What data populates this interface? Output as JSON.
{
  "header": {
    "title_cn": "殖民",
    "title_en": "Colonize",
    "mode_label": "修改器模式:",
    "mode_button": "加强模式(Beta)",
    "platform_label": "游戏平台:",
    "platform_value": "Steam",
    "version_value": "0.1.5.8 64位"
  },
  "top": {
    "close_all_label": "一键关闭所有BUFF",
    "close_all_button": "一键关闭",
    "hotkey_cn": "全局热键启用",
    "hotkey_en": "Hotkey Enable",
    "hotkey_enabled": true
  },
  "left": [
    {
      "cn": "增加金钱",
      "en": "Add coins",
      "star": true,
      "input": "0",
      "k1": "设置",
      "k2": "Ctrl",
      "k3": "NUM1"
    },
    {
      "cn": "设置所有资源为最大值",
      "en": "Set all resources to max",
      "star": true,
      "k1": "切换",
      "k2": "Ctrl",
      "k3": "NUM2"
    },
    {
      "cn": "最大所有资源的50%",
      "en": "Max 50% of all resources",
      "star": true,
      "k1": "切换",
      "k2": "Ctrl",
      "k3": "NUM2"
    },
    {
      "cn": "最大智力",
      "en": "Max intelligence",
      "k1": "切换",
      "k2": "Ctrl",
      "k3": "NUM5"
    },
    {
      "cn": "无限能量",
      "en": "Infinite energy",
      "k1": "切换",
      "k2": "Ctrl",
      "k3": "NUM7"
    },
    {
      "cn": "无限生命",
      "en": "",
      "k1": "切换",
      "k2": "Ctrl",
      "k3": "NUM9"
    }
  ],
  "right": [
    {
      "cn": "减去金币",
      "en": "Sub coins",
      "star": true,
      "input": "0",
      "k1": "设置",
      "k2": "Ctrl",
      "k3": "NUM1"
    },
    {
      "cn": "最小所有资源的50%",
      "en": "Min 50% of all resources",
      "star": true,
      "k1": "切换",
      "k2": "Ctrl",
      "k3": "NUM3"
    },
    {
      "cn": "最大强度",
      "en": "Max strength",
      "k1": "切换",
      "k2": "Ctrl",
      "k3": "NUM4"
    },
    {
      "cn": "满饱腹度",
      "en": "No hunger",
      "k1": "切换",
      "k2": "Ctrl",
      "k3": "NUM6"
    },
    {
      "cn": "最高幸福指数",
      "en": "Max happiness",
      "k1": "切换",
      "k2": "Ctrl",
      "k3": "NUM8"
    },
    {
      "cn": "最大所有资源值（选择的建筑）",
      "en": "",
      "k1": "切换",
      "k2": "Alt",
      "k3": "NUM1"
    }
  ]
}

Task details: From the records above, extract every entry exactly as given.

Result of the task:
What data populates this interface? Output as JSON.
{
  "header": {
    "title_cn": "殖民",
    "title_en": "Colonize",
    "mode_label": "修改器模式:",
    "mode_button": "加强模式(Beta)",
    "platform_label": "游戏平台:",
    "platform_value": "Steam",
    "version_value": "0.1.5.8 64位"
  },
  "top": {
    "close_all_label": "一键关闭所有BUFF",
    "close_all_button": "一键关闭",
    "hotkey_cn": "全局热键启用",
    "hotkey_en": "Hotkey Enable",
    "hotkey_enabled": true
  },
  "left": [
    {
      "cn": "增加金钱",
      "en": "Add coins",
      "star": true,
      "input": "0",
      "k1": "设置",
      "k2": "Ctrl",
      "k3": "NUM1"
    },
    {
      "cn": "设置所有资源为最大值",
      "en": "Set all resources to max",
      "star": true,
      "k1": "切换",
      "k2": "Ctrl",
      "k3": "NUM2"
    },
    {
      "cn": "最大所有资源的50%",
      "en": "Max 50% of all resources",
      "star": true,
      "k1": "切换",
      "k2": "Ctrl",
      "k3": "NUM2"
    },
    {
      "cn": "最大智力",
      "en": "Max intelligence",
      "k1": "切换",
      "k2": "Ctrl",
      "k3": "NUM5"
    },
    {
      "cn": "无限能量",
      "en": "Infinite energy",
      "k1": "切换",
      "k2": "Ctrl",
      "k3": "NUM7"
    },
    {
      "cn": "无限生命",
      "en": "",
      "k1": "切换",
      "k2": "Ctrl",
      "k3": "NUM9"
    }
  ],
  "right": [
    {
      "cn": "减去金币",
      "en": "Sub coins",
      "star": true,
      "input": "0",
      "k1": "设置",
      "k2": "Ctrl",
      "k3": "NUM1"
    },
    {
      "cn": "最小所有资源的50%",
      "en": "Min 50% of all resources",
      "star": true,
      "k1": "切换",
      "k2": "Ctrl",
      "k3": "NUM3"
    },
    {
      "cn": "最大强度",
      "en": "Max strength",
      "k1": "切换",
      "k2": "Ctrl",
      "k3": "NUM4"
    },
    {
      "cn": "满饱腹度",
      "en": "No hunger",
      "k1": "切换",
      "k2": "Ctrl",
      "k3": "NUM6"
    },
    {
      "cn": "最高幸福指数",
      "en": "Max happiness",
      "k1": "切换",
      "k2": "Ctrl",
      "k3": "NUM8"
    },
    {
      "cn": "最大所有资源值（选择的建筑）",
      "en": "",
      "k1": "切换",
      "k2": "Alt",
      "k3": "NUM1"
    }
  ]
}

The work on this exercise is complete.